"""

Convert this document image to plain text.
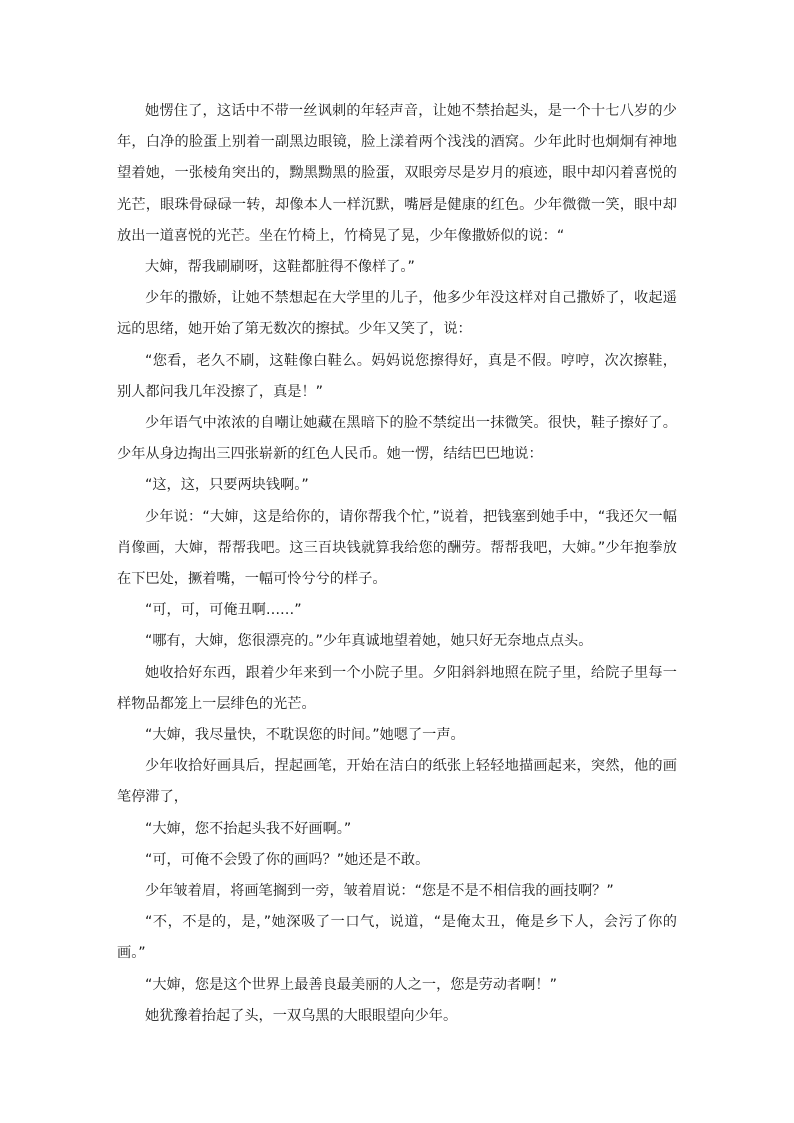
她愣住了，这话中不带一丝讽刺的年轻声音，让她不禁抬起头，是一个十七八岁的少年，白净的脸蛋上别着一副黑边眼镜，脸上漾着两个浅浅的酒窝。少年此时也炯炯有神地望着她，一张棱角突出的，黝黑黝黑的脸蛋，双眼旁尽是岁月的痕迹，眼中却闪着喜悦的光芒，眼珠骨碌碌一转，却像本人一样沉默，嘴唇是健康的红色。少年微微一笑，眼中却放出一道喜悦的光芒。坐在竹椅上，竹椅晃了晃，少年像撒娇似的说：“

大婶，帮我刷刷呀，这鞋都脏得不像样了。”

少年的撒娇，让她不禁想起在大学里的儿子，他多少年没这样对自己撒娇了，收起遥远的思绪，她开始了第无数次的擦拭。少年又笑了，说：

“您看，老久不刷，这鞋像白鞋么。妈妈说您擦得好，真是不假。哼哼，次次擦鞋，别人都问我几年没擦了，真是！”

少年语气中浓浓的自嘲让她藏在黑暗下的脸不禁绽出一抹微笑。很快，鞋子擦好了。少年从身边掏出三四张崭新的红色人民币。她一愣，结结巴巴地说：

“这，这，只要两块钱啊。”

少年说：“大婶，这是给你的，请你帮我个忙，”说着，把钱塞到她手中，“我还欠一幅肖像画，大婶，帮帮我吧。这三百块钱就算我给您的酬劳。帮帮我吧，大婶。”少年抱拳放在下巴处，撅着嘴，一幅可怜兮兮的样子。

“可，可，可俺丑啊……”

“哪有，大婶，您很漂亮的。”少年真诚地望着她，她只好无奈地点点头。

她收拾好东西，跟着少年来到一个小院子里。夕阳斜斜地照在院子里，给院子里每一样物品都笼上一层绯色的光芒。

“大婶，我尽量快，不耽误您的时间。”她嗯了一声。

少年收拾好画具后，捏起画笔，开始在洁白的纸张上轻轻地描画起来，突然，他的画笔停滞了，

“大婶，您不抬起头我不好画啊。”

“可，可俺不会毁了你的画吗？”她还是不敢。

少年皱着眉，将画笔搁到一旁，皱着眉说：“您是不是不相信我的画技啊？”

“不，不是的，是，”她深吸了一口气，说道，“是俺太丑，俺是乡下人，会污了你的画。”

“大婶，您是这个世界上最善良最美丽的人之一，您是劳动者啊！”

她犹豫着抬起了头，一双乌黑的大眼眼望向少年。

"""

▶ [OBJECTIVE]: All of the entries need to be transcribed word for word; pictures are left out.

▶ [SOLUTION TO THE PROBLEM]:
Convert this document image to plain text.
她愣住了，这话中不带一丝讽刺的年轻声音，让她不禁抬起头，是一个十七八岁的少年，白净的脸蛋上别着一副黑边眼镜，脸上漾着两个浅浅的酒窝。少年此时也炯炯有神地望着她，一张棱角突出的，黝黑黝黑的脸蛋，双眼旁尽是岁月的痕迹，眼中却闪着喜悦的光芒，眼珠骨碌碌一转，却像本人一样沉默，嘴唇是健康的红色。少年微微一笑，眼中却放出一道喜悦的光芒。坐在竹椅上，竹椅晃了晃，少年像撒娇似的说：“

大婶，帮我刷刷呀，这鞋都脏得不像样了。”

少年的撒娇，让她不禁想起在大学里的儿子，他多少年没这样对自己撒娇了，收起遥远的思绪，她开始了第无数次的擦拭。少年又笑了，说：

“您看，老久不刷，这鞋像白鞋么。妈妈说您擦得好，真是不假。哼哼，次次擦鞋，别人都问我几年没擦了，真是！”

少年语气中浓浓的自嘲让她藏在黑暗下的脸不禁绽出一抹微笑。很快，鞋子擦好了。少年从身边掏出三四张崭新的红色人民币。她一愣，结结巴巴地说：

“这，这，只要两块钱啊。”

少年说：“大婶，这是给你的，请你帮我个忙，”说着，把钱塞到她手中，“我还欠一幅肖像画，大婶，帮帮我吧。这三百块钱就算我给您的酬劳。帮帮我吧，大婶。”少年抱拳放在下巴处，撅着嘴，一幅可怜兮兮的样子。

“可，可，可俺丑啊……”

“哪有，大婶，您很漂亮的。”少年真诚地望着她，她只好无奈地点点头。

她收拾好东西，跟着少年来到一个小院子里。夕阳斜斜地照在院子里，给院子里每一样物品都笼上一层绯色的光芒。

“大婶，我尽量快，不耽误您的时间。”她嗯了一声。

少年收拾好画具后，捏起画笔，开始在洁白的纸张上轻轻地描画起来，突然，他的画笔停滞了，

“大婶，您不抬起头我不好画啊。”

“可，可俺不会毁了你的画吗？”她还是不敢。

少年皱着眉，将画笔搁到一旁，皱着眉说：“您是不是不相信我的画技啊？”

“不，不是的，是，”她深吸了一口气，说道，“是俺太丑，俺是乡下人，会污了你的画。”

“大婶，您是这个世界上最善良最美丽的人之一，您是劳动者啊！”

她犹豫着抬起了头，一双乌黑的大眼眼望向少年。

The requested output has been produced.